Figure collection entries:
────────

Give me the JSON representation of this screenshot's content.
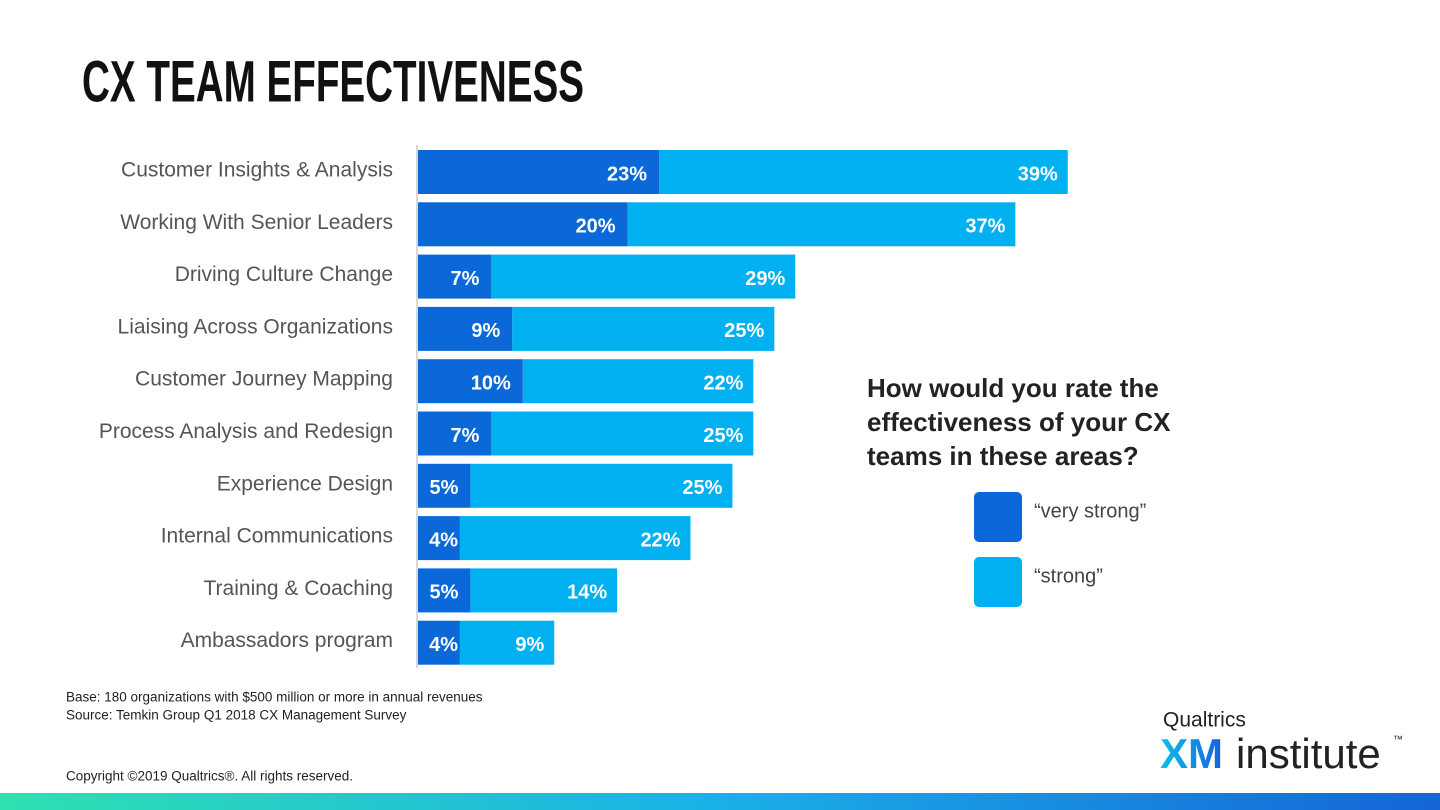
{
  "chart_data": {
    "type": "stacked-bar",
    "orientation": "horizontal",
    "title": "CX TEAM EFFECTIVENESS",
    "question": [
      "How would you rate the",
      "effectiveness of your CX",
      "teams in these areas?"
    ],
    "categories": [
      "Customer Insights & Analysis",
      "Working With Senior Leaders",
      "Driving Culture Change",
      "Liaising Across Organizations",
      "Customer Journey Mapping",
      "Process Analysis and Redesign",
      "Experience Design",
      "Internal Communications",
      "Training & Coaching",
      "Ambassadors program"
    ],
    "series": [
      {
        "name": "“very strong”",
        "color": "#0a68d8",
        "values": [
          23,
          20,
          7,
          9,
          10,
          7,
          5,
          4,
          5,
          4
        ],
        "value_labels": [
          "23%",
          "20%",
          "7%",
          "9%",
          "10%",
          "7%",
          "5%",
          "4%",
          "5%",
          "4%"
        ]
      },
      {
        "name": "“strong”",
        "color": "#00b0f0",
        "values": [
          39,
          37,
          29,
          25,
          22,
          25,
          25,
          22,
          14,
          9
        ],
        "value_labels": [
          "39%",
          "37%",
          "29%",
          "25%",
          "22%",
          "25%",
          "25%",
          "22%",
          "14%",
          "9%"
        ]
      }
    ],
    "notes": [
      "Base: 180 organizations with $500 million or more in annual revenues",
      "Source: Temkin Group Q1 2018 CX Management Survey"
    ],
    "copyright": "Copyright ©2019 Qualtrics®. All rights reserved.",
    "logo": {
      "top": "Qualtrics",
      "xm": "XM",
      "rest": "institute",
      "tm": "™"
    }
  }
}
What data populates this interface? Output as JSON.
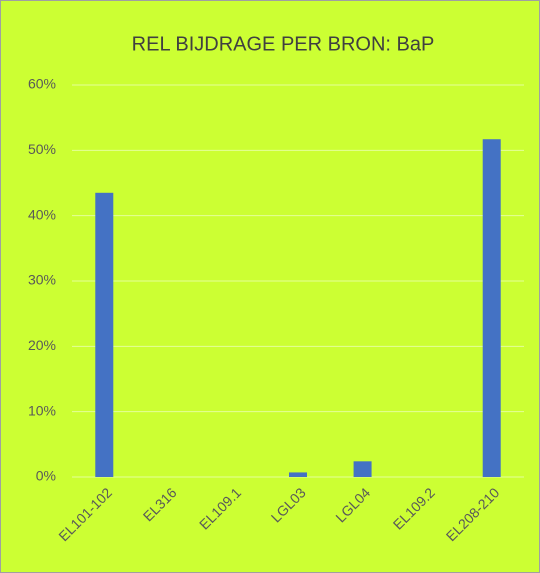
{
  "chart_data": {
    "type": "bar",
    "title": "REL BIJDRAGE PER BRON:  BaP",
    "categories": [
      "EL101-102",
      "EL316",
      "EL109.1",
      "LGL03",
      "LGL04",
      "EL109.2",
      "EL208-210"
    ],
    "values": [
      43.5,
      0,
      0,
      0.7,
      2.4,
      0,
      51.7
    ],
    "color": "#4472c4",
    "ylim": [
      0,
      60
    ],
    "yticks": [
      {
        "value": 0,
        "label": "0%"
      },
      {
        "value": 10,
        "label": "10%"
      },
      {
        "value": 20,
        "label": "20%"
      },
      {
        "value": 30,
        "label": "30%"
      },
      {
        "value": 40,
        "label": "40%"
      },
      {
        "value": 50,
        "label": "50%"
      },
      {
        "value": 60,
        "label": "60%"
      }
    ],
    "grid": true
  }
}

────────

* Directive
Set every line down exactly as written, leaving each picture out.

* Correct result
Give me the JSON representation of this screenshot's content.
{
  "chart_data": {
    "type": "stacked-bar",
    "orientation": "horizontal",
    "title": "CX TEAM EFFECTIVENESS",
    "question": [
      "How would you rate the",
      "effectiveness of your CX",
      "teams in these areas?"
    ],
    "categories": [
      "Customer Insights & Analysis",
      "Working With Senior Leaders",
      "Driving Culture Change",
      "Liaising Across Organizations",
      "Customer Journey Mapping",
      "Process Analysis and Redesign",
      "Experience Design",
      "Internal Communications",
      "Training & Coaching",
      "Ambassadors program"
    ],
    "series": [
      {
        "name": "“very strong”",
        "color": "#0a68d8",
        "values": [
          23,
          20,
          7,
          9,
          10,
          7,
          5,
          4,
          5,
          4
        ],
        "value_labels": [
          "23%",
          "20%",
          "7%",
          "9%",
          "10%",
          "7%",
          "5%",
          "4%",
          "5%",
          "4%"
        ]
      },
      {
        "name": "“strong”",
        "color": "#00b0f0",
        "values": [
          39,
          37,
          29,
          25,
          22,
          25,
          25,
          22,
          14,
          9
        ],
        "value_labels": [
          "39%",
          "37%",
          "29%",
          "25%",
          "22%",
          "25%",
          "25%",
          "22%",
          "14%",
          "9%"
        ]
      }
    ],
    "notes": [
      "Base: 180 organizations with $500 million or more in annual revenues",
      "Source: Temkin Group Q1 2018 CX Management Survey"
    ],
    "copyright": "Copyright ©2019 Qualtrics®. All rights reserved.",
    "logo": {
      "top": "Qualtrics",
      "xm": "XM",
      "rest": "institute",
      "tm": "™"
    }
  }
}
What data populates this interface? Output as JSON.
{
  "chart_data": {
    "type": "bar",
    "title": "REL BIJDRAGE PER BRON:  BaP",
    "categories": [
      "EL101-102",
      "EL316",
      "EL109.1",
      "LGL03",
      "LGL04",
      "EL109.2",
      "EL208-210"
    ],
    "values": [
      43.5,
      0,
      0,
      0.7,
      2.4,
      0,
      51.7
    ],
    "color": "#4472c4",
    "ylim": [
      0,
      60
    ],
    "yticks": [
      {
        "value": 0,
        "label": "0%"
      },
      {
        "value": 10,
        "label": "10%"
      },
      {
        "value": 20,
        "label": "20%"
      },
      {
        "value": 30,
        "label": "30%"
      },
      {
        "value": 40,
        "label": "40%"
      },
      {
        "value": 50,
        "label": "50%"
      },
      {
        "value": 60,
        "label": "60%"
      }
    ],
    "grid": true
  }
}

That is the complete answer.